◆ REQUIRED TASK
Each entry must appear again exactly as it does in the source.

Data excerpts:
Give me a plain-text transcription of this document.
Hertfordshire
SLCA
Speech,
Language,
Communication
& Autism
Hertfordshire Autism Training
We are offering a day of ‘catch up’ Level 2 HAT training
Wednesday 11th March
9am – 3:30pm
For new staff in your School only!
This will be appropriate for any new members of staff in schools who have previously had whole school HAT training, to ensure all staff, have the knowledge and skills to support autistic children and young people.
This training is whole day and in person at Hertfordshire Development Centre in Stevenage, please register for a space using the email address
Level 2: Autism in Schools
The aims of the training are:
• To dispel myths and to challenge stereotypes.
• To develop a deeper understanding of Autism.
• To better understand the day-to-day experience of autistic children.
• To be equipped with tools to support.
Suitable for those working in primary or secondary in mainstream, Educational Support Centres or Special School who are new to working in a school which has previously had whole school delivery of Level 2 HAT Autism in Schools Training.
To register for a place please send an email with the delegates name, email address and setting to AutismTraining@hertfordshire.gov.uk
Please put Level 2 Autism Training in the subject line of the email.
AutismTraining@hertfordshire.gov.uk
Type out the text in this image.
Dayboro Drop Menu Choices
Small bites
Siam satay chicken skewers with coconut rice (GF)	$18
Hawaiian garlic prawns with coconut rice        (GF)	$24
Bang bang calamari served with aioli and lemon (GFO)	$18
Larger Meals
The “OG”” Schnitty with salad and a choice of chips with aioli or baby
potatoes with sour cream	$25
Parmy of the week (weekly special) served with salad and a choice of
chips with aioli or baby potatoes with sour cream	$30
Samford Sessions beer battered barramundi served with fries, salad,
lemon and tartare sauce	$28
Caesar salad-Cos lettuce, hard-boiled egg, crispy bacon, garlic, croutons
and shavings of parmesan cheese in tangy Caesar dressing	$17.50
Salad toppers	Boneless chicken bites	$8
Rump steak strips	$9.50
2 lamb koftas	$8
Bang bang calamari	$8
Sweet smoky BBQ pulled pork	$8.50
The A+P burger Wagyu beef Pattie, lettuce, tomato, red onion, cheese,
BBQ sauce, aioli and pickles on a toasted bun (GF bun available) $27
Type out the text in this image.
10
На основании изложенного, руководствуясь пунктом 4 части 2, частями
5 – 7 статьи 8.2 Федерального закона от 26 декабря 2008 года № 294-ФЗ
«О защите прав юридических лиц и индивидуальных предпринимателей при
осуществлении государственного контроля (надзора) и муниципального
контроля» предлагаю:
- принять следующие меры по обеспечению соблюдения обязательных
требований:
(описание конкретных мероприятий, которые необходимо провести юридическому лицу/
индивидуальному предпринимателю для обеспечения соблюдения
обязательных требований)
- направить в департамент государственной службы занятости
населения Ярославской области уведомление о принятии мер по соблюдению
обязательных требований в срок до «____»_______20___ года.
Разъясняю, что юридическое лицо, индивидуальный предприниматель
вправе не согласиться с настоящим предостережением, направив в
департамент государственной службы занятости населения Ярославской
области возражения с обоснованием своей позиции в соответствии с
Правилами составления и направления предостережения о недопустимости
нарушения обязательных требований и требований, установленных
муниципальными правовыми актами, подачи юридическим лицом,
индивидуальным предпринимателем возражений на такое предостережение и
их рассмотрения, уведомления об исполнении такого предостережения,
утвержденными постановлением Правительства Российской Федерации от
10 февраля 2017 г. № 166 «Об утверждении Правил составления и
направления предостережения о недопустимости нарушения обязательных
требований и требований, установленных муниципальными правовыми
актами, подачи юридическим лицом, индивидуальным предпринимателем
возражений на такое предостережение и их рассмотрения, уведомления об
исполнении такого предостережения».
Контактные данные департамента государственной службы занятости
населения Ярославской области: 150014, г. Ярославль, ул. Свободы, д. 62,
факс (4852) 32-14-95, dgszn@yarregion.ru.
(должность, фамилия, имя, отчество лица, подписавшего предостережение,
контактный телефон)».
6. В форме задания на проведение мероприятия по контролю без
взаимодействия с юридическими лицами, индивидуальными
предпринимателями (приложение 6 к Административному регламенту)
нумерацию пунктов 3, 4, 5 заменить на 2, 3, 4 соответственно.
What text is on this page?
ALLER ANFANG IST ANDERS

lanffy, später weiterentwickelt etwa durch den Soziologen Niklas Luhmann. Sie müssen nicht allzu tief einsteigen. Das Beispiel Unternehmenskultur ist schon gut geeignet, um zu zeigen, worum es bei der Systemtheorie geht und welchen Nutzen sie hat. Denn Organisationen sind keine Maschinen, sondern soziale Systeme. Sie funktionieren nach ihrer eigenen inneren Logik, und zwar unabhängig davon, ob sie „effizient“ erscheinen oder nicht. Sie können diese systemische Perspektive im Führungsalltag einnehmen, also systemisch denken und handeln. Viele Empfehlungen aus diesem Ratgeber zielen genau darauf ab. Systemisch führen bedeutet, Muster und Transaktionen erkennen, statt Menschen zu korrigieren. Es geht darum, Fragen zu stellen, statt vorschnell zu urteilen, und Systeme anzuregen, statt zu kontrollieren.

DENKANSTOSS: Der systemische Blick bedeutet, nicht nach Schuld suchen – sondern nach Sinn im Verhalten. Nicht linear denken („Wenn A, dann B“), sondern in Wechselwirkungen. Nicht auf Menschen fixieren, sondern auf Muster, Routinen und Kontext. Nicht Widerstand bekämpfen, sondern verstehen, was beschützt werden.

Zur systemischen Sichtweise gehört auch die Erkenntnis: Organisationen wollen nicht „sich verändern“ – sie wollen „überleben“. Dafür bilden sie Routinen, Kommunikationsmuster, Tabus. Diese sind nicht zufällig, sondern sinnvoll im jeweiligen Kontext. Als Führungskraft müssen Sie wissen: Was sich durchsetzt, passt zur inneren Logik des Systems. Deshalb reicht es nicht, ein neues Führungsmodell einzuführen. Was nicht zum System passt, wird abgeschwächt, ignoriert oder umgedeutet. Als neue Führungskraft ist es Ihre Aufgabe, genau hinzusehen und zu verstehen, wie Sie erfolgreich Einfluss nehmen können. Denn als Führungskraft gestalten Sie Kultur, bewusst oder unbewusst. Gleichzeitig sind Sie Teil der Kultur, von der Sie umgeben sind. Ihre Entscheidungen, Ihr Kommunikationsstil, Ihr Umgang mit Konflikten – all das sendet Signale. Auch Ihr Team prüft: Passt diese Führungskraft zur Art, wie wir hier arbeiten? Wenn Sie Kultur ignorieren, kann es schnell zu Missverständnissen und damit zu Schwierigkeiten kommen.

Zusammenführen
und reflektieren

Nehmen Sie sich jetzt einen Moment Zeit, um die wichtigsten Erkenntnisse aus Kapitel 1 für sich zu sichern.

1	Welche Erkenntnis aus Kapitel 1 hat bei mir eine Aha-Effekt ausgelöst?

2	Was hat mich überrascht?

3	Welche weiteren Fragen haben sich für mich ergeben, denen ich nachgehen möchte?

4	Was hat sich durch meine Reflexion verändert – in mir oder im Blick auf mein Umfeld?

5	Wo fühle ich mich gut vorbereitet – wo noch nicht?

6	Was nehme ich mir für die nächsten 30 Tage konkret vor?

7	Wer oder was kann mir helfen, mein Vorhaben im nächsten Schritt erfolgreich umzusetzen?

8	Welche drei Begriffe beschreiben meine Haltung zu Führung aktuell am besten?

◆ SOLUTION TO THE PROBLEM
Give me a plain-text transcription of this document.
Hertfordshire
SLCA
Speech,
Language,
Communication
& Autism
Hertfordshire Autism Training
We are offering a day of ‘catch up’ Level 2 HAT training
Wednesday 11th March
9am – 3:30pm
For new staff in your School only!
This will be appropriate for any new members of staff in schools who have previously had whole school HAT training, to ensure all staff, have the knowledge and skills to support autistic children and young people.
This training is whole day and in person at Hertfordshire Development Centre in Stevenage, please register for a space using the email address
Level 2: Autism in Schools
The aims of the training are:
• To dispel myths and to challenge stereotypes.
• To develop a deeper understanding of Autism.
• To better understand the day-to-day experience of autistic children.
• To be equipped with tools to support.
Suitable for those working in primary or secondary in mainstream, Educational Support Centres or Special School who are new to working in a school which has previously had whole school delivery of Level 2 HAT Autism in Schools Training.
To register for a place please send an email with the delegates name, email address and setting to AutismTraining@hertfordshire.gov.uk
Please put Level 2 Autism Training in the subject line of the email.
AutismTraining@hertfordshire.gov.uk
Type out the text in this image.
Dayboro Drop Menu Choices
Small bites
Siam satay chicken skewers with coconut rice (GF)	$18
Hawaiian garlic prawns with coconut rice        (GF)	$24
Bang bang calamari served with aioli and lemon (GFO)	$18
Larger Meals
The “OG”” Schnitty with salad and a choice of chips with aioli or baby
potatoes with sour cream	$25
Parmy of the week (weekly special) served with salad and a choice of
chips with aioli or baby potatoes with sour cream	$30
Samford Sessions beer battered barramundi served with fries, salad,
lemon and tartare sauce	$28
Caesar salad-Cos lettuce, hard-boiled egg, crispy bacon, garlic, croutons
and shavings of parmesan cheese in tangy Caesar dressing	$17.50
Salad toppers	Boneless chicken bites	$8
Rump steak strips	$9.50
2 lamb koftas	$8
Bang bang calamari	$8
Sweet smoky BBQ pulled pork	$8.50
The A+P burger Wagyu beef Pattie, lettuce, tomato, red onion, cheese,
BBQ sauce, aioli and pickles on a toasted bun (GF bun available) $27
Type out the text in this image.
10
На основании изложенного, руководствуясь пунктом 4 части 2, частями
5 – 7 статьи 8.2 Федерального закона от 26 декабря 2008 года № 294-ФЗ
«О защите прав юридических лиц и индивидуальных предпринимателей при
осуществлении государственного контроля (надзора) и муниципального
контроля» предлагаю:
- принять следующие меры по обеспечению соблюдения обязательных
требований:
(описание конкретных мероприятий, которые необходимо провести юридическому лицу/
индивидуальному предпринимателю для обеспечения соблюдения
обязательных требований)
- направить в департамент государственной службы занятости
населения Ярославской области уведомление о принятии мер по соблюдению
обязательных требований в срок до «____»_______20___ года.
Разъясняю, что юридическое лицо, индивидуальный предприниматель
вправе не согласиться с настоящим предостережением, направив в
департамент государственной службы занятости населения Ярославской
области возражения с обоснованием своей позиции в соответствии с
Правилами составления и направления предостережения о недопустимости
нарушения обязательных требований и требований, установленных
муниципальными правовыми актами, подачи юридическим лицом,
индивидуальным предпринимателем возражений на такое предостережение и
их рассмотрения, уведомления об исполнении такого предостережения,
утвержденными постановлением Правительства Российской Федерации от
10 февраля 2017 г. № 166 «Об утверждении Правил составления и
направления предостережения о недопустимости нарушения обязательных
требований и требований, установленных муниципальными правовыми
актами, подачи юридическим лицом, индивидуальным предпринимателем
возражений на такое предостережение и их рассмотрения, уведомления об
исполнении такого предостережения».
Контактные данные департамента государственной службы занятости
населения Ярославской области: 150014, г. Ярославль, ул. Свободы, д. 62,
факс (4852) 32-14-95, dgszn@yarregion.ru.
(должность, фамилия, имя, отчество лица, подписавшего предостережение,
контактный телефон)».
6. В форме задания на проведение мероприятия по контролю без
взаимодействия с юридическими лицами, индивидуальными
предпринимателями (приложение 6 к Административному регламенту)
нумерацию пунктов 3, 4, 5 заменить на 2, 3, 4 соответственно.
What text is on this page?
ALLER ANFANG IST ANDERS

lanffy, später weiterentwickelt etwa durch den Soziologen Niklas Luhmann. Sie müssen nicht allzu tief einsteigen. Das Beispiel Unternehmenskultur ist schon gut geeignet, um zu zeigen, worum es bei der Systemtheorie geht und welchen Nutzen sie hat. Denn Organisationen sind keine Maschinen, sondern soziale Systeme. Sie funktionieren nach ihrer eigenen inneren Logik, und zwar unabhängig davon, ob sie „effizient“ erscheinen oder nicht. Sie können diese systemische Perspektive im Führungsalltag einnehmen, also systemisch denken und handeln. Viele Empfehlungen aus diesem Ratgeber zielen genau darauf ab. Systemisch führen bedeutet, Muster und Transaktionen erkennen, statt Menschen zu korrigieren. Es geht darum, Fragen zu stellen, statt vorschnell zu urteilen, und Systeme anzuregen, statt zu kontrollieren.

DENKANSTOSS: Der systemische Blick bedeutet, nicht nach Schuld suchen – sondern nach Sinn im Verhalten. Nicht linear denken („Wenn A, dann B“), sondern in Wechselwirkungen. Nicht auf Menschen fixieren, sondern auf Muster, Routinen und Kontext. Nicht Widerstand bekämpfen, sondern verstehen, was beschützt werden.

Zur systemischen Sichtweise gehört auch die Erkenntnis: Organisationen wollen nicht „sich verändern“ – sie wollen „überleben“. Dafür bilden sie Routinen, Kommunikationsmuster, Tabus. Diese sind nicht zufällig, sondern sinnvoll im jeweiligen Kontext. Als Führungskraft müssen Sie wissen: Was sich durchsetzt, passt zur inneren Logik des Systems. Deshalb reicht es nicht, ein neues Führungsmodell einzuführen. Was nicht zum System passt, wird abgeschwächt, ignoriert oder umgedeutet. Als neue Führungskraft ist es Ihre Aufgabe, genau hinzusehen und zu verstehen, wie Sie erfolgreich Einfluss nehmen können. Denn als Führungskraft gestalten Sie Kultur, bewusst oder unbewusst. Gleichzeitig sind Sie Teil der Kultur, von der Sie umgeben sind. Ihre Entscheidungen, Ihr Kommunikationsstil, Ihr Umgang mit Konflikten – all das sendet Signale. Auch Ihr Team prüft: Passt diese Führungskraft zur Art, wie wir hier arbeiten? Wenn Sie Kultur ignorieren, kann es schnell zu Missverständnissen und damit zu Schwierigkeiten kommen.

Zusammenführen
und reflektieren

Nehmen Sie sich jetzt einen Moment Zeit, um die wichtigsten Erkenntnisse aus Kapitel 1 für sich zu sichern.

1	Welche Erkenntnis aus Kapitel 1 hat bei mir eine Aha-Effekt ausgelöst?

2	Was hat mich überrascht?

3	Welche weiteren Fragen haben sich für mich ergeben, denen ich nachgehen möchte?

4	Was hat sich durch meine Reflexion verändert – in mir oder im Blick auf mein Umfeld?

5	Wo fühle ich mich gut vorbereitet – wo noch nicht?

6	Was nehme ich mir für die nächsten 30 Tage konkret vor?

7	Wer oder was kann mir helfen, mein Vorhaben im nächsten Schritt erfolgreich umzusetzen?

8	Welche drei Begriffe beschreiben meine Haltung zu Führung aktuell am besten?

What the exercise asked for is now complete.